--- begin DATA RECORDS ---

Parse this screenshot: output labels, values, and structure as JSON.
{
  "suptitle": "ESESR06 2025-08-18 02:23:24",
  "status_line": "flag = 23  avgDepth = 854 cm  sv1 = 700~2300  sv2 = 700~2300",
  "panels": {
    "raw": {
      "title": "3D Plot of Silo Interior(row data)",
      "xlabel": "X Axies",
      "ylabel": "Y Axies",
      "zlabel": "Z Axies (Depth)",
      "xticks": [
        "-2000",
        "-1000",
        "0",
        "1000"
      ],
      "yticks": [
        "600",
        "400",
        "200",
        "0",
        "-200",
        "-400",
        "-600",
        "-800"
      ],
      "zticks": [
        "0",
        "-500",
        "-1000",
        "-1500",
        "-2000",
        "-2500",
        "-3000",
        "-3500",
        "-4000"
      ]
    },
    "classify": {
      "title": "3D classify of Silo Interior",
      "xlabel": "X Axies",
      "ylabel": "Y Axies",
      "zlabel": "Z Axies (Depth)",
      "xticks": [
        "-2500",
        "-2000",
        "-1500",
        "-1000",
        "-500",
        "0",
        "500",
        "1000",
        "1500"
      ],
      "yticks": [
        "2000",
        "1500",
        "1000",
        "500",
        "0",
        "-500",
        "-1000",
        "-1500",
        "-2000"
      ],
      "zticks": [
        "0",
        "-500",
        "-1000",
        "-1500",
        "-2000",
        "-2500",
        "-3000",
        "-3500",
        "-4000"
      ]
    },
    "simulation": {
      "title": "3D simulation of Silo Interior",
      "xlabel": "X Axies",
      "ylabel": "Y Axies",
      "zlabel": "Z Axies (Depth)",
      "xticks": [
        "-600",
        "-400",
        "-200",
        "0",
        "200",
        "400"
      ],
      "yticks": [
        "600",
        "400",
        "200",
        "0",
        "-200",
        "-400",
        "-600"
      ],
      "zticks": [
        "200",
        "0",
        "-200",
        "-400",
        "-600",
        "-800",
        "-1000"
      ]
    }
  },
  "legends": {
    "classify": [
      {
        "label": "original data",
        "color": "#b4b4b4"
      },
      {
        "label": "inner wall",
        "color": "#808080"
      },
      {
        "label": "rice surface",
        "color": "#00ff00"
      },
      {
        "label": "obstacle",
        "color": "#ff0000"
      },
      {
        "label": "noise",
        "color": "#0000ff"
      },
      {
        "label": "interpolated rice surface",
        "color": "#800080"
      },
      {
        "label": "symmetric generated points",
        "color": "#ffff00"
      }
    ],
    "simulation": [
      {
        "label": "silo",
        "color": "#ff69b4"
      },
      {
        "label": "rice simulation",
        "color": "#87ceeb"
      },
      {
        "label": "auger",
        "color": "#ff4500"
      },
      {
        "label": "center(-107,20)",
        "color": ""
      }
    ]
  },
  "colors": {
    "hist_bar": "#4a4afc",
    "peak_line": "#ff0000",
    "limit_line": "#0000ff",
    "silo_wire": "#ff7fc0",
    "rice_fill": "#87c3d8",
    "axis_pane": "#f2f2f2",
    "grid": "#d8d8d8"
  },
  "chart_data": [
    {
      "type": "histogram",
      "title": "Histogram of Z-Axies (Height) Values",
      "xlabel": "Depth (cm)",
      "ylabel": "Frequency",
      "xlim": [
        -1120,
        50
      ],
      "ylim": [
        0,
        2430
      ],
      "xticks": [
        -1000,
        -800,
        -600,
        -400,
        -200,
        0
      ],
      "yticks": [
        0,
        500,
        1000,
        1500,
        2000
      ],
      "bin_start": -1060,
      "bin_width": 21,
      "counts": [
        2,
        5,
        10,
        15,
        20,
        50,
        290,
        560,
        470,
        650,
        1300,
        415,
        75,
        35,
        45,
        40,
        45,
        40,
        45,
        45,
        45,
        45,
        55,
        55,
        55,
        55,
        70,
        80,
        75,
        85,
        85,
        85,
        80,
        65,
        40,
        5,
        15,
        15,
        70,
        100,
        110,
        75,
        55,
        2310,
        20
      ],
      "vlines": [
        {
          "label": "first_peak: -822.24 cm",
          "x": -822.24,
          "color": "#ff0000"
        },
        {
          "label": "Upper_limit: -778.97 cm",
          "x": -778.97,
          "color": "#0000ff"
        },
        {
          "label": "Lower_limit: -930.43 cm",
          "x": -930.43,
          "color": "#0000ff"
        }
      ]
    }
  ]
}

--- end DATA RECORDS ---

[GIVEN TASK]
Extract each line from the listing above, please, and repeat it exactly.

[EXERCISE SOLUTION]
Parse this screenshot: output labels, values, and structure as JSON.
{
  "suptitle": "ESESR06 2025-08-18 02:23:24",
  "status_line": "flag = 23  avgDepth = 854 cm  sv1 = 700~2300  sv2 = 700~2300",
  "panels": {
    "raw": {
      "title": "3D Plot of Silo Interior(row data)",
      "xlabel": "X Axies",
      "ylabel": "Y Axies",
      "zlabel": "Z Axies (Depth)",
      "xticks": [
        "-2000",
        "-1000",
        "0",
        "1000"
      ],
      "yticks": [
        "600",
        "400",
        "200",
        "0",
        "-200",
        "-400",
        "-600",
        "-800"
      ],
      "zticks": [
        "0",
        "-500",
        "-1000",
        "-1500",
        "-2000",
        "-2500",
        "-3000",
        "-3500",
        "-4000"
      ]
    },
    "classify": {
      "title": "3D classify of Silo Interior",
      "xlabel": "X Axies",
      "ylabel": "Y Axies",
      "zlabel": "Z Axies (Depth)",
      "xticks": [
        "-2500",
        "-2000",
        "-1500",
        "-1000",
        "-500",
        "0",
        "500",
        "1000",
        "1500"
      ],
      "yticks": [
        "2000",
        "1500",
        "1000",
        "500",
        "0",
        "-500",
        "-1000",
        "-1500",
        "-2000"
      ],
      "zticks": [
        "0",
        "-500",
        "-1000",
        "-1500",
        "-2000",
        "-2500",
        "-3000",
        "-3500",
        "-4000"
      ]
    },
    "simulation": {
      "title": "3D simulation of Silo Interior",
      "xlabel": "X Axies",
      "ylabel": "Y Axies",
      "zlabel": "Z Axies (Depth)",
      "xticks": [
        "-600",
        "-400",
        "-200",
        "0",
        "200",
        "400"
      ],
      "yticks": [
        "600",
        "400",
        "200",
        "0",
        "-200",
        "-400",
        "-600"
      ],
      "zticks": [
        "200",
        "0",
        "-200",
        "-400",
        "-600",
        "-800",
        "-1000"
      ]
    }
  },
  "legends": {
    "classify": [
      {
        "label": "original data",
        "color": "#b4b4b4"
      },
      {
        "label": "inner wall",
        "color": "#808080"
      },
      {
        "label": "rice surface",
        "color": "#00ff00"
      },
      {
        "label": "obstacle",
        "color": "#ff0000"
      },
      {
        "label": "noise",
        "color": "#0000ff"
      },
      {
        "label": "interpolated rice surface",
        "color": "#800080"
      },
      {
        "label": "symmetric generated points",
        "color": "#ffff00"
      }
    ],
    "simulation": [
      {
        "label": "silo",
        "color": "#ff69b4"
      },
      {
        "label": "rice simulation",
        "color": "#87ceeb"
      },
      {
        "label": "auger",
        "color": "#ff4500"
      },
      {
        "label": "center(-107,20)",
        "color": ""
      }
    ]
  },
  "colors": {
    "hist_bar": "#4a4afc",
    "peak_line": "#ff0000",
    "limit_line": "#0000ff",
    "silo_wire": "#ff7fc0",
    "rice_fill": "#87c3d8",
    "axis_pane": "#f2f2f2",
    "grid": "#d8d8d8"
  },
  "chart_data": [
    {
      "type": "histogram",
      "title": "Histogram of Z-Axies (Height) Values",
      "xlabel": "Depth (cm)",
      "ylabel": "Frequency",
      "xlim": [
        -1120,
        50
      ],
      "ylim": [
        0,
        2430
      ],
      "xticks": [
        -1000,
        -800,
        -600,
        -400,
        -200,
        0
      ],
      "yticks": [
        0,
        500,
        1000,
        1500,
        2000
      ],
      "bin_start": -1060,
      "bin_width": 21,
      "counts": [
        2,
        5,
        10,
        15,
        20,
        50,
        290,
        560,
        470,
        650,
        1300,
        415,
        75,
        35,
        45,
        40,
        45,
        40,
        45,
        45,
        45,
        45,
        55,
        55,
        55,
        55,
        70,
        80,
        75,
        85,
        85,
        85,
        80,
        65,
        40,
        5,
        15,
        15,
        70,
        100,
        110,
        75,
        55,
        2310,
        20
      ],
      "vlines": [
        {
          "label": "first_peak: -822.24 cm",
          "x": -822.24,
          "color": "#ff0000"
        },
        {
          "label": "Upper_limit: -778.97 cm",
          "x": -778.97,
          "color": "#0000ff"
        },
        {
          "label": "Lower_limit: -930.43 cm",
          "x": -930.43,
          "color": "#0000ff"
        }
      ]
    }
  ]
}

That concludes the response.